#### Written task:
Find and copy each line of the records where the string "center" shows up.

#### Records shown:
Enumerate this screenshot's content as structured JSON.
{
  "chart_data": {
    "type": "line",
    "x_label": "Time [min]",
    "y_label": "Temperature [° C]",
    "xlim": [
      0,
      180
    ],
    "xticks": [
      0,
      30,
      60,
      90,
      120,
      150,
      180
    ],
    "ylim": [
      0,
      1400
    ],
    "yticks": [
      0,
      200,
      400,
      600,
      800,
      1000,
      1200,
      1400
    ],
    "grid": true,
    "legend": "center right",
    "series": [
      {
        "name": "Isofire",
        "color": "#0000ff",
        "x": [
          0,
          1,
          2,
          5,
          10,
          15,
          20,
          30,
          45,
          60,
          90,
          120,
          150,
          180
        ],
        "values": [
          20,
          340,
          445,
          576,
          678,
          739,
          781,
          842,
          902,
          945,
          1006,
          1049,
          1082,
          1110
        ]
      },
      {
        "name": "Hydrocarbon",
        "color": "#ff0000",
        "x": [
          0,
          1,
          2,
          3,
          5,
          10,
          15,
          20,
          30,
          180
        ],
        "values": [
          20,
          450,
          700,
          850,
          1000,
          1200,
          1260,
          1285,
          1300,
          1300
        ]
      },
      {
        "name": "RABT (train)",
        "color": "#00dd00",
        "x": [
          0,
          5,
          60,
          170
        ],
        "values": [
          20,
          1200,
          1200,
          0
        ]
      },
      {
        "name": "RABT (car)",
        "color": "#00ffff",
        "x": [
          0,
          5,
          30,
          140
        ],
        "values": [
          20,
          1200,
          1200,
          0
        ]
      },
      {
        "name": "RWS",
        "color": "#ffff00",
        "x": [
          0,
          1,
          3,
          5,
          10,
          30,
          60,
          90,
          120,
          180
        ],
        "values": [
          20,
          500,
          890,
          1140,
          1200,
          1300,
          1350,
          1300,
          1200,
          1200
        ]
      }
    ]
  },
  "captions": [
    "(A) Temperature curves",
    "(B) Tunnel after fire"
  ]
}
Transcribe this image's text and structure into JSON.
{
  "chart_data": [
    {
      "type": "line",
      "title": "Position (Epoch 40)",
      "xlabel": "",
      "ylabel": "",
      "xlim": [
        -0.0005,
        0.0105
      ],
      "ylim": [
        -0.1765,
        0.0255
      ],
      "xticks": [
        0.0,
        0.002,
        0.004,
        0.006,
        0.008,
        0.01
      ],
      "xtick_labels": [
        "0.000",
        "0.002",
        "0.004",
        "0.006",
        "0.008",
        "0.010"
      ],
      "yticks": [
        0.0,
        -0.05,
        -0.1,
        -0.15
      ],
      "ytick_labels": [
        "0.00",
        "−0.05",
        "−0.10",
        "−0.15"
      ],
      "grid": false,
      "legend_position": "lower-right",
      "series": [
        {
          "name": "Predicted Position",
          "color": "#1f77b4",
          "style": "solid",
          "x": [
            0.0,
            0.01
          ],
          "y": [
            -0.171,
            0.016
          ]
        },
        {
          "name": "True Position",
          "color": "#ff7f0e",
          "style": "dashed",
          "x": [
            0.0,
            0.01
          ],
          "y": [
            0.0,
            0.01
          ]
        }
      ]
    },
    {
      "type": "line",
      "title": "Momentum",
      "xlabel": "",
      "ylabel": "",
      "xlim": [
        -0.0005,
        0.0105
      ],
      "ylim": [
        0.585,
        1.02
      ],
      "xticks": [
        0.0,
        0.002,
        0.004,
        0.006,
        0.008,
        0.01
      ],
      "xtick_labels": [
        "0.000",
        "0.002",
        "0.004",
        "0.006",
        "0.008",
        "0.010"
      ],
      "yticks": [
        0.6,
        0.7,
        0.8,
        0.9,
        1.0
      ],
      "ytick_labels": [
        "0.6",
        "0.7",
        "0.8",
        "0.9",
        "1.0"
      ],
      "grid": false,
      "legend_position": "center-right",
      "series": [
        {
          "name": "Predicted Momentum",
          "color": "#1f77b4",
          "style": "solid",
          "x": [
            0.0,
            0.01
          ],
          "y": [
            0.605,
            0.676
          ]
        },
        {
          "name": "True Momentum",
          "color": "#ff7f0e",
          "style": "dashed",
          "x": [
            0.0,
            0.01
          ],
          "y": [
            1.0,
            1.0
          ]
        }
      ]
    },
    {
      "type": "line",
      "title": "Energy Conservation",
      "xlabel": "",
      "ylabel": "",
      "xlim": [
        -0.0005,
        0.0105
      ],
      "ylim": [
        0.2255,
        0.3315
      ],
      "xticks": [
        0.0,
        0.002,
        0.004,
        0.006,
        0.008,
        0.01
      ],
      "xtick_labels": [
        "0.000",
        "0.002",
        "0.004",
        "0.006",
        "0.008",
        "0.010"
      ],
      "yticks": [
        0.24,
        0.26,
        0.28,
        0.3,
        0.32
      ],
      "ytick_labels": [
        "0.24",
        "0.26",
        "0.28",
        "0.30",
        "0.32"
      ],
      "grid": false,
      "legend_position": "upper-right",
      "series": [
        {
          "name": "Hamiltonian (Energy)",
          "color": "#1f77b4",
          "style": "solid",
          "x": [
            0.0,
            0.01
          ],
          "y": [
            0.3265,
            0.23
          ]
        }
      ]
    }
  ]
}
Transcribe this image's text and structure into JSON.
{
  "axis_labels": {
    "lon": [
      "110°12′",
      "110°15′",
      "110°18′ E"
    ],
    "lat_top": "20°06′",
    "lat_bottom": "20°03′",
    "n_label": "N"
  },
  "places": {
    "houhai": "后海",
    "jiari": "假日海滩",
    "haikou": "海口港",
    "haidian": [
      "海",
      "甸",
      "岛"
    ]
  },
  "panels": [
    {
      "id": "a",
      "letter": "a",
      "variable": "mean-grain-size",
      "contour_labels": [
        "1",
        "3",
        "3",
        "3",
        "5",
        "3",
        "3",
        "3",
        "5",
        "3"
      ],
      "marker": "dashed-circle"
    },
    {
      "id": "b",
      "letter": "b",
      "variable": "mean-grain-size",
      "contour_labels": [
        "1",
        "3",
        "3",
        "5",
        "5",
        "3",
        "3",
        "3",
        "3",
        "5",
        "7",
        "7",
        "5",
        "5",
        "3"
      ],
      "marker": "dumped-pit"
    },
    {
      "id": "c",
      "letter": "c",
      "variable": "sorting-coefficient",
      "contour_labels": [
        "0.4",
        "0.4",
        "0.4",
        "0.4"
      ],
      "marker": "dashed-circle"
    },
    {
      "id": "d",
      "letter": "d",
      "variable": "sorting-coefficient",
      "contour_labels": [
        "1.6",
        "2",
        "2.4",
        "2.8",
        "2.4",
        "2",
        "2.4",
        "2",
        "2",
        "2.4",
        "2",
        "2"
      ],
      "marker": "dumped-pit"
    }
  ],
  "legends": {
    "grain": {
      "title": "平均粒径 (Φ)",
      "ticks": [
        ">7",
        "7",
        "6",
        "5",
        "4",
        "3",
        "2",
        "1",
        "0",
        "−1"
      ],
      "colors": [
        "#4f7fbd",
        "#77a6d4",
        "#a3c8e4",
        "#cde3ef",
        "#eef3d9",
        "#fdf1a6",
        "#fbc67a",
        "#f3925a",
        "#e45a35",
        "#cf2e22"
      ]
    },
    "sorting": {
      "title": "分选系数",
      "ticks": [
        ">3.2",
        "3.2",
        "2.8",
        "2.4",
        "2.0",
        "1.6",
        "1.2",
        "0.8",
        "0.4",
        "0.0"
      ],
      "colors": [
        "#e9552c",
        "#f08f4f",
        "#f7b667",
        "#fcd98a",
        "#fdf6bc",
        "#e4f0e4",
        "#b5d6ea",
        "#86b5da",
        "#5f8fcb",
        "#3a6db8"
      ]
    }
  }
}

#### Full solution:
    "legend": "center right",
      "legend_position": "center-right",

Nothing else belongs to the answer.